GESTELLTE AUFGABE 1: Wie viele Arbeitslose zählt Griechenland laut der Rede von Alexis Tsipras?
GESTELLTE AUFGABE 2: Gib aus der Rede von Alexis Tsipras den Abschnitt von „Ich bin aber“ bis einschließlich „der Demokratie entgegenzustellen.“ wortgetreu aus.
====== ZU LESENDER AUSZUG ======
Rede von Alexis Tsipras anlässlich des politischen Jahresauftaktes der LINKEN in der Berliner Volksbühne am 13. Januar 2013

Liebe Freundinnen und Freunde,
liebe Genossinnen und Genossen,

ich freue mich, heute hier unter euch zu sein. 

Als linker Bürger Europas aus Griechenland. 

Aus dem Labor neoliberaler Barbarei in Europa.

Ich bin aber heute auch hier, um gemeinsam mit euch allen in alle Ecken Europas eine Nachricht der Solidarität, des Widerstands und der Hoffnung zu verbreiten. Um der Barbarei des Neoliberalismus die Würde der Demokratie entgegenzustellen. 

Denn die Stimme Bertolt Brechts ist wieder zu hören:  „Das Unrecht geht heute einher mit sicherem Schritt. Die Unterdrücker richten sich ein auf zehntausend Jahre.“  Denn heute sind wir mehr denn je gefragt: wir, die politischen Kräfte der Linken und die Menschen der Arbeit und der Kultur. 

Es ist unsere Pflicht, die Katastrophe zu stoppen und den Umsturz dieser Politik zu organisieren.

Denn heute versenkt der Neoliberalismus Europa in Rezession und Arbeitslosigkeit. Denn heute zählt Europa 26 Millionen Arbeitslose, 19 Millionen davon in den Ländern der Eurozone – und eineinhalb Millionen in Griechenland. Denn heute bereitet der Neoliberalismus den Boden für ein Wachstum leerer Zahlen: Mit prekärer Arbeit, Niedriglöhnen und arbeitsrechtlichem Chaos. 

Mit Griechenland als Sonderwirtschaftszone Europas, wie der Präsident des Bundesverbands der deutschen Industrie, Hans-Peter Keitel, jüngst in einem Interview im "Spiegel" das Land beschrieben hat.  Denn heute führt der Präsident des Europäischen Rates, Herman Van Rompuy, die „Road Map“ zu ihrem endgültigen Ziel einer wahrlich konservativen und neoliberalen Währungsunion - mit dem Kernelement des „europäischen Fiskalpakts“, der permanenten Austerität. Und wir sind heute in der Pflicht, unsere alternativen und realistischen Vorschläge voranzutreiben: für einen geordneten, sozial gerechten und nachhaltigen Austritt unserer Länder und der Eurozone aus der doppelten Schulden- und Politikkrise.
====== VORLIEGENDES MATERIAL ======
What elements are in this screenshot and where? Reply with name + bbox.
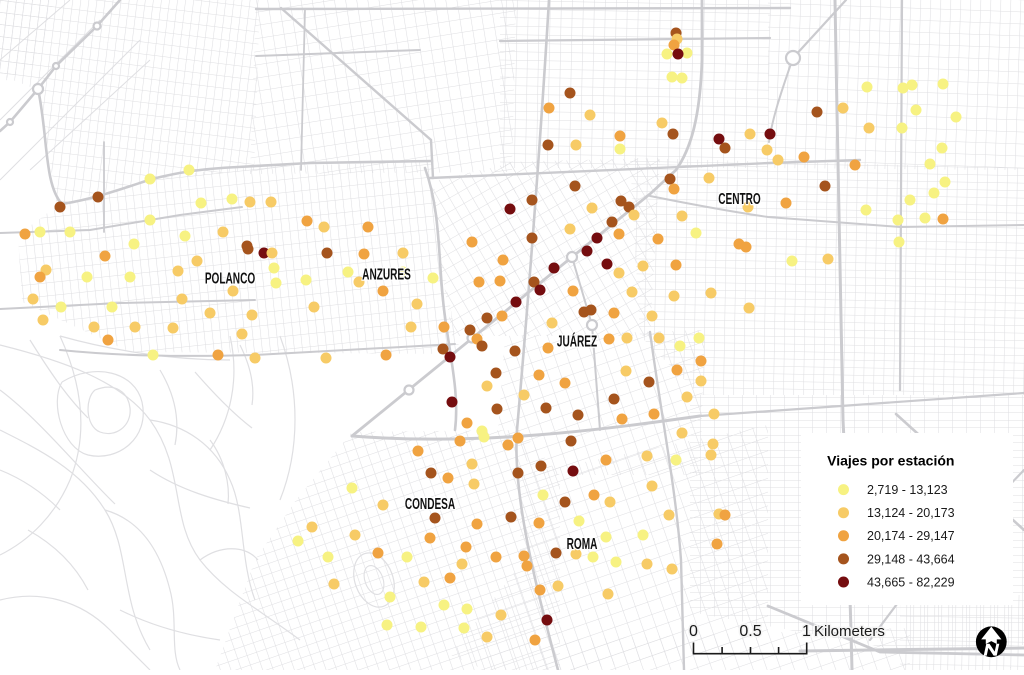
======
====== VORLIEGENDES MATERIAL ======
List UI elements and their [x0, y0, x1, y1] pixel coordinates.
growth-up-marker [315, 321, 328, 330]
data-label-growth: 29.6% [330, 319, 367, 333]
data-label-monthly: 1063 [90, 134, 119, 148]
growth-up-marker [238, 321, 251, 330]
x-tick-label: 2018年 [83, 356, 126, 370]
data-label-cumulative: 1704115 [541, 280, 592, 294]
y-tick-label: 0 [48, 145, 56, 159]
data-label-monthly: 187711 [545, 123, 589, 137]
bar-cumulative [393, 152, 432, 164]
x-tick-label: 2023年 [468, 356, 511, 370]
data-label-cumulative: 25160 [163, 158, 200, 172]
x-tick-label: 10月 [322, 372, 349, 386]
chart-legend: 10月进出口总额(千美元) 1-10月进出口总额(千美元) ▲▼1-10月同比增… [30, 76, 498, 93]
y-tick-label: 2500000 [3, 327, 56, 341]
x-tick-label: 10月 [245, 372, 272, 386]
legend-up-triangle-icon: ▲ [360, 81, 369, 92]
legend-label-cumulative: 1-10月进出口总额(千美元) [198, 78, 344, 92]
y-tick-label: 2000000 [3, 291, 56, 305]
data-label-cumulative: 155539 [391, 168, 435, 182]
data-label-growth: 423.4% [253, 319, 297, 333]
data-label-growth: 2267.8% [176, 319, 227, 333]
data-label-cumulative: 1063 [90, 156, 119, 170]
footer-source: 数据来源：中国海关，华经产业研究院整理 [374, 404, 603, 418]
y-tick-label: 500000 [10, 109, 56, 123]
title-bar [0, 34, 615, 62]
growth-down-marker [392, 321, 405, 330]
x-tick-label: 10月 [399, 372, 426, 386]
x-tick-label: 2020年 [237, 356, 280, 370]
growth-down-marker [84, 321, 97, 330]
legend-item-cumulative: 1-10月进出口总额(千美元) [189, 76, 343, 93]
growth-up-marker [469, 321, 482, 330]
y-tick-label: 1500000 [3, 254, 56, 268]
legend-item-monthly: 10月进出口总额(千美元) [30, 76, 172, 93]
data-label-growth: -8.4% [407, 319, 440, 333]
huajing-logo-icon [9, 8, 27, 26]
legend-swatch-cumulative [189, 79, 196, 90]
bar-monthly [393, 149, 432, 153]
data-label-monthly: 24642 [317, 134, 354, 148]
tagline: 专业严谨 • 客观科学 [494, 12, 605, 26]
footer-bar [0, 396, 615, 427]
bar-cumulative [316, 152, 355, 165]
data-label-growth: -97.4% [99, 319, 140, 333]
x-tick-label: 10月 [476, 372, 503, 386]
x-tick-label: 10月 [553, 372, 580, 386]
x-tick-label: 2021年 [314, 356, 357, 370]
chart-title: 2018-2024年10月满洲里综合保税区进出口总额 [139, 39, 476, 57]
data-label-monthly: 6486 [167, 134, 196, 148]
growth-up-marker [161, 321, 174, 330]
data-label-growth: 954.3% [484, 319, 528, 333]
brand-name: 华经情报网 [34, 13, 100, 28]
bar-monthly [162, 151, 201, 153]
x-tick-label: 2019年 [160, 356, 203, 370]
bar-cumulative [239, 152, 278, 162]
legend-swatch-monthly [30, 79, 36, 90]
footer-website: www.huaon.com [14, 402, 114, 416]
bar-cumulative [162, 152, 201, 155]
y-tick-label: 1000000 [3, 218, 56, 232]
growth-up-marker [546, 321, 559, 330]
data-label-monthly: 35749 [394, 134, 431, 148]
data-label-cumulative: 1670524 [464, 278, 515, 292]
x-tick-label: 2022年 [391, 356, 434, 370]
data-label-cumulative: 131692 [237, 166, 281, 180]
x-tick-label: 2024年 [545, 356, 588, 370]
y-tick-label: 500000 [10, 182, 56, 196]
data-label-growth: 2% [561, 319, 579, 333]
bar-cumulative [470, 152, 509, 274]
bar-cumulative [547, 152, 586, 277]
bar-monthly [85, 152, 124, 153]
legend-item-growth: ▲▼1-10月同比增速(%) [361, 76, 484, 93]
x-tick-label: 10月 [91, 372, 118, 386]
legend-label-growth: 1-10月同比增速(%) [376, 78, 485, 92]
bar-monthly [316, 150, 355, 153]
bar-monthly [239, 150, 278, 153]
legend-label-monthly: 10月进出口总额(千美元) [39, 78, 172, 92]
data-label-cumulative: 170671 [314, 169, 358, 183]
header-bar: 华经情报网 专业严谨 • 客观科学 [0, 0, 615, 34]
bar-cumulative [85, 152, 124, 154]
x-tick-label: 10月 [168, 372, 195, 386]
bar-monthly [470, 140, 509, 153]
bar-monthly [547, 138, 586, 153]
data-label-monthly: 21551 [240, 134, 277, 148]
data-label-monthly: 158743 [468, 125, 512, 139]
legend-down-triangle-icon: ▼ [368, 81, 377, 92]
======
====== VORLIEGENDES MATERIAL ======
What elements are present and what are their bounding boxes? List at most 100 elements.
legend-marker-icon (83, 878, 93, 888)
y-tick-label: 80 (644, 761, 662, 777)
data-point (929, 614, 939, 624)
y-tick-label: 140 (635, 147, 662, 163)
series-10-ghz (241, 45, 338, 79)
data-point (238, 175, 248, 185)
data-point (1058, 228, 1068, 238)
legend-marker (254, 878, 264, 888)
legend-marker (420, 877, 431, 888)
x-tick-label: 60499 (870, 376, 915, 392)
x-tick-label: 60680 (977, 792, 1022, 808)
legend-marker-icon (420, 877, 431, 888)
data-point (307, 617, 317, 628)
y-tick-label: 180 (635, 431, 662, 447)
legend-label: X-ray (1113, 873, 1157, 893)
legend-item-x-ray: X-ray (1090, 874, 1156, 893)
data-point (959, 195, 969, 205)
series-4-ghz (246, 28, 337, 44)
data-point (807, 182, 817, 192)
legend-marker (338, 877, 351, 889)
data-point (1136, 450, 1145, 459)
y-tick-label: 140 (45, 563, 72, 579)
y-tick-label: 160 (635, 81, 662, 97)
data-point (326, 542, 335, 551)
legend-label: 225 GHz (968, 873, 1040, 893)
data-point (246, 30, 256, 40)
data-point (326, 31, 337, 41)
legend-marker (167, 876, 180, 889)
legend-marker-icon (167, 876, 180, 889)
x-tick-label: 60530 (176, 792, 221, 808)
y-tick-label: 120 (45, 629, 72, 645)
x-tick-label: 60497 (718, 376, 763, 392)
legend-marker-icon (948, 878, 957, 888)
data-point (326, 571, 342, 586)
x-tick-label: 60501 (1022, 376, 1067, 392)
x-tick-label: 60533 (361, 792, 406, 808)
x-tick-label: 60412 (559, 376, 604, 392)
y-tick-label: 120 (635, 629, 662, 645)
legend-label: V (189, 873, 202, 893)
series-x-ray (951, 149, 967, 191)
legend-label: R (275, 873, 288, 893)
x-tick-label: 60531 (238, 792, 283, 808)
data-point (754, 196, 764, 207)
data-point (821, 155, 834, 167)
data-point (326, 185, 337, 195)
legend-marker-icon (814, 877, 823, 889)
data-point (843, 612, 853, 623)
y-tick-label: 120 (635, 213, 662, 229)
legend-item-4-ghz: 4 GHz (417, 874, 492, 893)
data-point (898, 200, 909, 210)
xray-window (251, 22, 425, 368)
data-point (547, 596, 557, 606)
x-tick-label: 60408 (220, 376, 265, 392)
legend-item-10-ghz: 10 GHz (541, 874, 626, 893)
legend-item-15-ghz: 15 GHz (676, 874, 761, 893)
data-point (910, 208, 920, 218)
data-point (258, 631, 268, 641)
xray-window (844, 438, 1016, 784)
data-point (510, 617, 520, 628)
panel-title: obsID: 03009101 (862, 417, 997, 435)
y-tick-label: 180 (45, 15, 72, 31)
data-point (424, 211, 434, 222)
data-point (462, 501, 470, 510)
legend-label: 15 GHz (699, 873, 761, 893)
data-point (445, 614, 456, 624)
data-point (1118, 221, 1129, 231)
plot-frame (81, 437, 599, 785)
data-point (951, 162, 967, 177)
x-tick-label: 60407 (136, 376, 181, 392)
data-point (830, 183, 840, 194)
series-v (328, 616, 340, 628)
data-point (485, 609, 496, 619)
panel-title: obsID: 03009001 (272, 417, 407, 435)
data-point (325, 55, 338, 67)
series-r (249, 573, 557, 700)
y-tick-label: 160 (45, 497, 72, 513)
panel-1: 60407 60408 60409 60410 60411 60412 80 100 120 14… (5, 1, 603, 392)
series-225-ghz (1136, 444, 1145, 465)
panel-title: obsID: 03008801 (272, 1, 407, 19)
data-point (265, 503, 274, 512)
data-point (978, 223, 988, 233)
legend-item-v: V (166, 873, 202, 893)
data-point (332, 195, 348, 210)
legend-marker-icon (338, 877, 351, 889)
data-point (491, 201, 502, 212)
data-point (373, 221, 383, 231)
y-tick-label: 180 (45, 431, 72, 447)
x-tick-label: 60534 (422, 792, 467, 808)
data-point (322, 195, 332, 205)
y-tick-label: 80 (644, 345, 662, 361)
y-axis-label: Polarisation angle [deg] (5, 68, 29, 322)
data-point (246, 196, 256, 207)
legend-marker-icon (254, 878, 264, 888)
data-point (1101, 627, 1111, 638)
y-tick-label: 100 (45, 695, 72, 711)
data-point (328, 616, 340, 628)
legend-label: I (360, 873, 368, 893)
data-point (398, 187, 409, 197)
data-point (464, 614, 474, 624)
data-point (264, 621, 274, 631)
======
ANTWORT ZUR AUFGABE 1: Eineinhalb Millionen.

ANTWORT ZUR AUFGABE 2:
Ich bin aber heute auch hier, um gemeinsam mit euch allen in alle Ecken Europas eine Nachricht der Solidarität, des Widerstands und der Hoffnung zu verbreiten. Um der Barbarei des Neoliberalismus die Würde der Demokratie entgegenzustellen.